Leave out the pictures and return every entry exactly as it appears.
-.-.-
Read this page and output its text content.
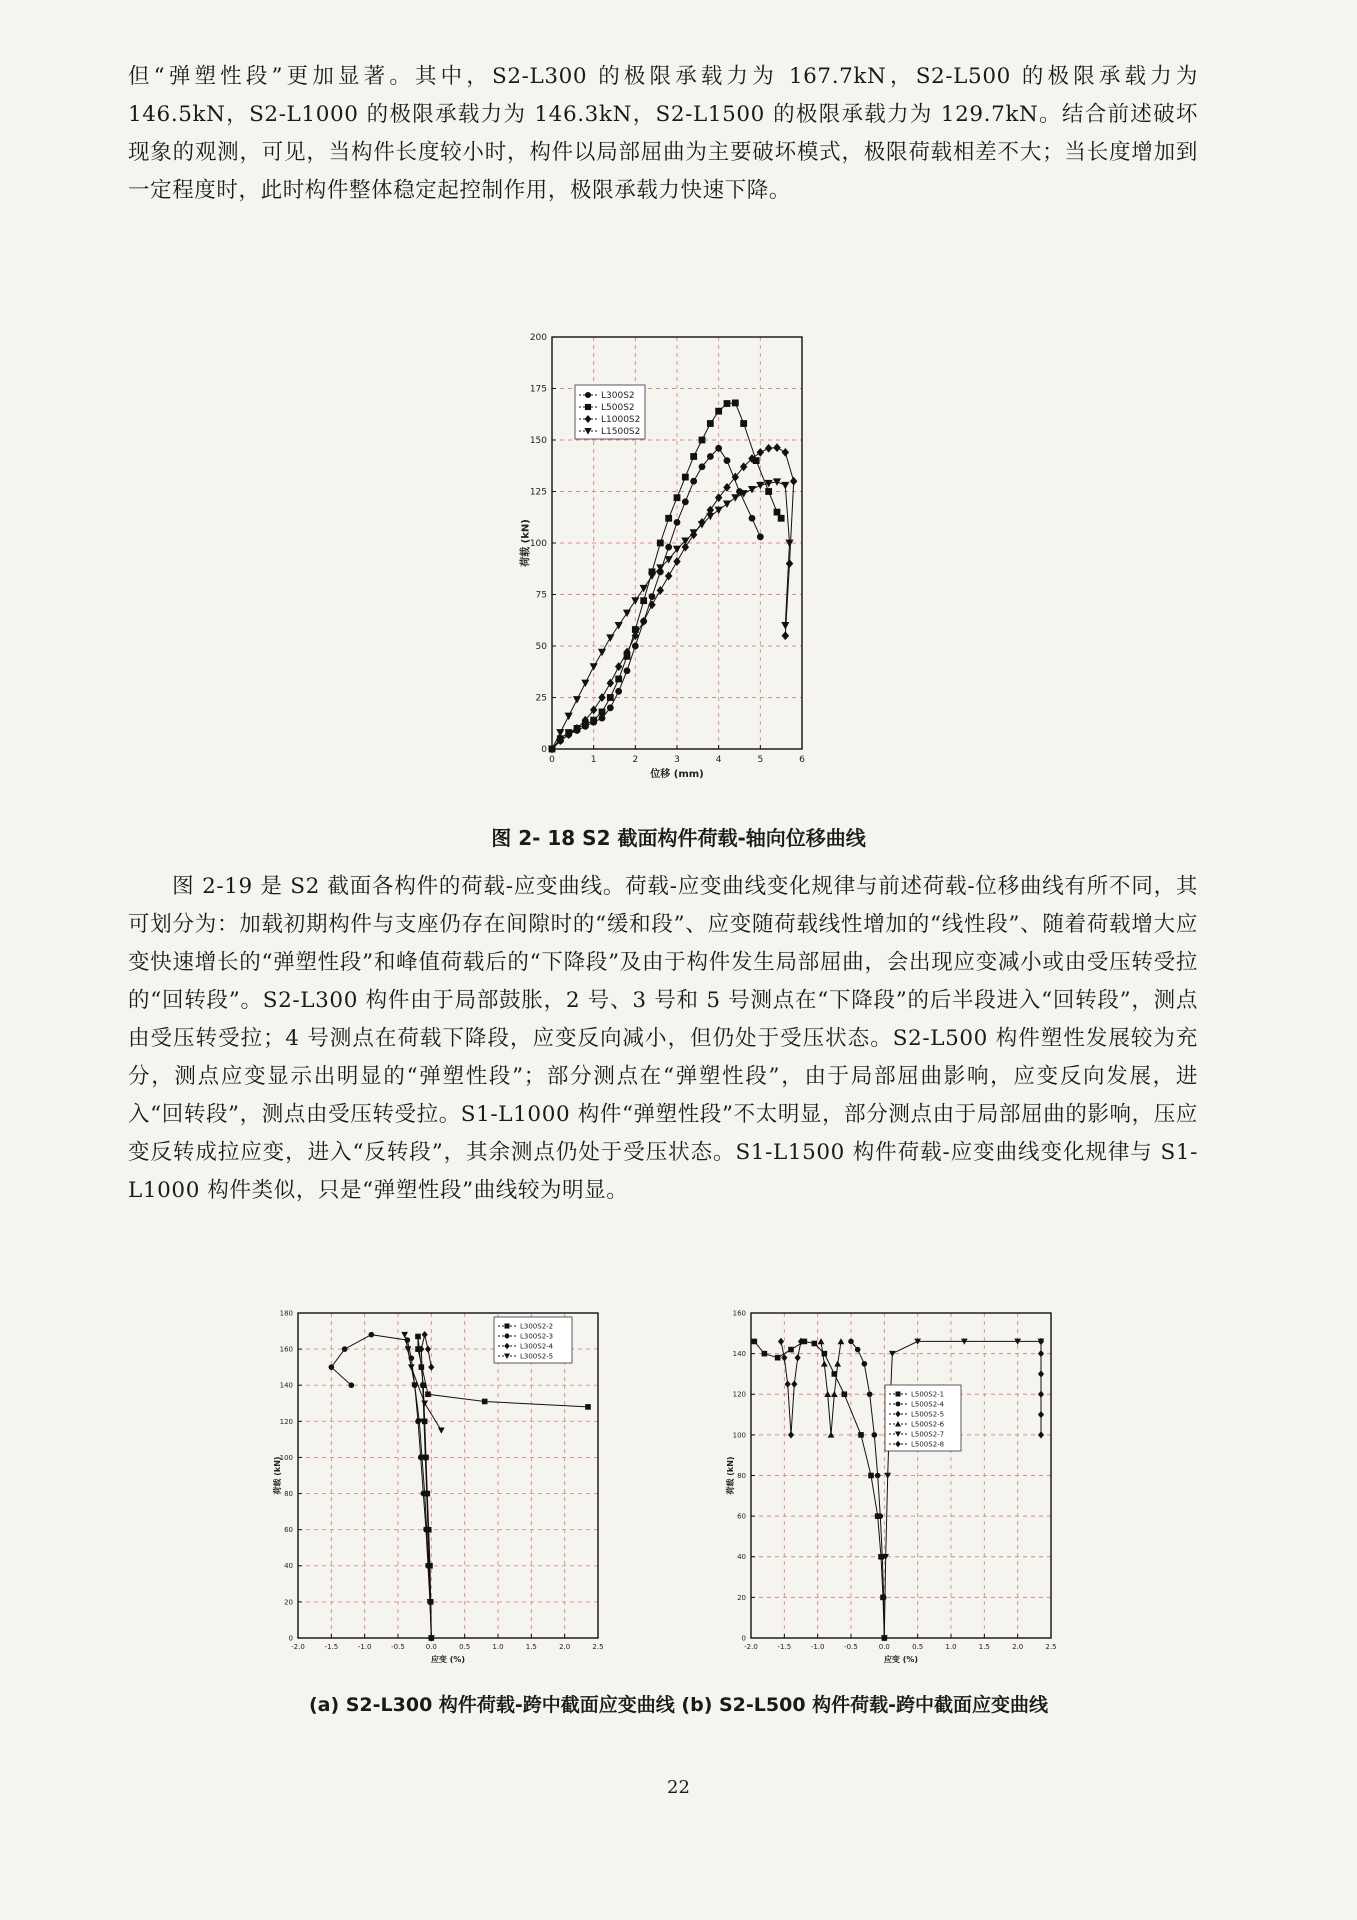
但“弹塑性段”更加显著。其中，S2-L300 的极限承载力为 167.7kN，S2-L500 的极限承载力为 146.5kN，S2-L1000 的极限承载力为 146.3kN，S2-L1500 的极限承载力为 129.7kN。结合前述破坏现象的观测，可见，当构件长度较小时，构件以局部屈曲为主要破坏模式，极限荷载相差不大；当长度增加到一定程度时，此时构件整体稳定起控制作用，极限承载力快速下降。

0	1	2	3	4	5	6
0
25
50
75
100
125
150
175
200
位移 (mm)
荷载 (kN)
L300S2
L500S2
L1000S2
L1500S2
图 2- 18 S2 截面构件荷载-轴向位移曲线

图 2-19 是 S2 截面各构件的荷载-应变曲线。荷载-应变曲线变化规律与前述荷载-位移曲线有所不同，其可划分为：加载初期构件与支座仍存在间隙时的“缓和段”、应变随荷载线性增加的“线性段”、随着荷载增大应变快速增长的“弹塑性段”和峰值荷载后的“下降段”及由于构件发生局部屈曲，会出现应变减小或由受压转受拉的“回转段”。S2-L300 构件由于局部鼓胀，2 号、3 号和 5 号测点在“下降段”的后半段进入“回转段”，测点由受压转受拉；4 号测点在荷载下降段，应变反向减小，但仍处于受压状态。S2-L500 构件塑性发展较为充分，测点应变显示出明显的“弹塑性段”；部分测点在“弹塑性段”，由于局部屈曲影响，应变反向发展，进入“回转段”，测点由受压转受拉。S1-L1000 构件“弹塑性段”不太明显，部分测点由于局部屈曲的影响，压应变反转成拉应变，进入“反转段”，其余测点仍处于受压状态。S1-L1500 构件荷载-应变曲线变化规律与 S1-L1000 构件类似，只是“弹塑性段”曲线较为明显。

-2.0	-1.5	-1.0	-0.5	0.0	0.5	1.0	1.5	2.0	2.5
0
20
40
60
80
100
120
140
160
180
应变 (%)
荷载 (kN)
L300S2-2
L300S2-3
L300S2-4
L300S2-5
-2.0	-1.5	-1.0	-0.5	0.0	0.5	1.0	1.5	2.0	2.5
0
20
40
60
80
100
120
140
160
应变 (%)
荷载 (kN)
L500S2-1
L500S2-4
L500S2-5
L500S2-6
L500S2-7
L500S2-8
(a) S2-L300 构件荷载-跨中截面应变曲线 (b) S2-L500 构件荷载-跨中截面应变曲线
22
-.-.-
### [Completed task]
Read this page and output its text content.
但“弹塑性段”更加显著。其中，S2-L300 的极限承载力为 167.7kN，S2-L500 的极限承载力为 146.5kN，S2-L1000 的极限承载力为 146.3kN，S2-L1500 的极限承载力为 129.7kN。结合前述破坏现象的观测，可见，当构件长度较小时，构件以局部屈曲为主要破坏模式，极限荷载相差不大；当长度增加到一定程度时，此时构件整体稳定起控制作用，极限承载力快速下降。

0	1	2	3	4	5	6
0
25
50
75
100
125
150
175
200
位移 (mm)
荷载 (kN)
L300S2
L500S2
L1000S2
L1500S2
图 2- 18 S2 截面构件荷载-轴向位移曲线

图 2-19 是 S2 截面各构件的荷载-应变曲线。荷载-应变曲线变化规律与前述荷载-位移曲线有所不同，其可划分为：加载初期构件与支座仍存在间隙时的“缓和段”、应变随荷载线性增加的“线性段”、随着荷载增大应变快速增长的“弹塑性段”和峰值荷载后的“下降段”及由于构件发生局部屈曲，会出现应变减小或由受压转受拉的“回转段”。S2-L300 构件由于局部鼓胀，2 号、3 号和 5 号测点在“下降段”的后半段进入“回转段”，测点由受压转受拉；4 号测点在荷载下降段，应变反向减小，但仍处于受压状态。S2-L500 构件塑性发展较为充分，测点应变显示出明显的“弹塑性段”；部分测点在“弹塑性段”，由于局部屈曲影响，应变反向发展，进入“回转段”，测点由受压转受拉。S1-L1000 构件“弹塑性段”不太明显，部分测点由于局部屈曲的影响，压应变反转成拉应变，进入“反转段”，其余测点仍处于受压状态。S1-L1500 构件荷载-应变曲线变化规律与 S1-L1000 构件类似，只是“弹塑性段”曲线较为明显。

-2.0	-1.5	-1.0	-0.5	0.0	0.5	1.0	1.5	2.0	2.5
0
20
40
60
80
100
120
140
160
180
应变 (%)
荷载 (kN)
L300S2-2
L300S2-3
L300S2-4
L300S2-5
-2.0	-1.5	-1.0	-0.5	0.0	0.5	1.0	1.5	2.0	2.5
0
20
40
60
80
100
120
140
160
应变 (%)
荷载 (kN)
L500S2-1
L500S2-4
L500S2-5
L500S2-6
L500S2-7
L500S2-8
(a) S2-L300 构件荷载-跨中截面应变曲线 (b) S2-L500 构件荷载-跨中截面应变曲线
22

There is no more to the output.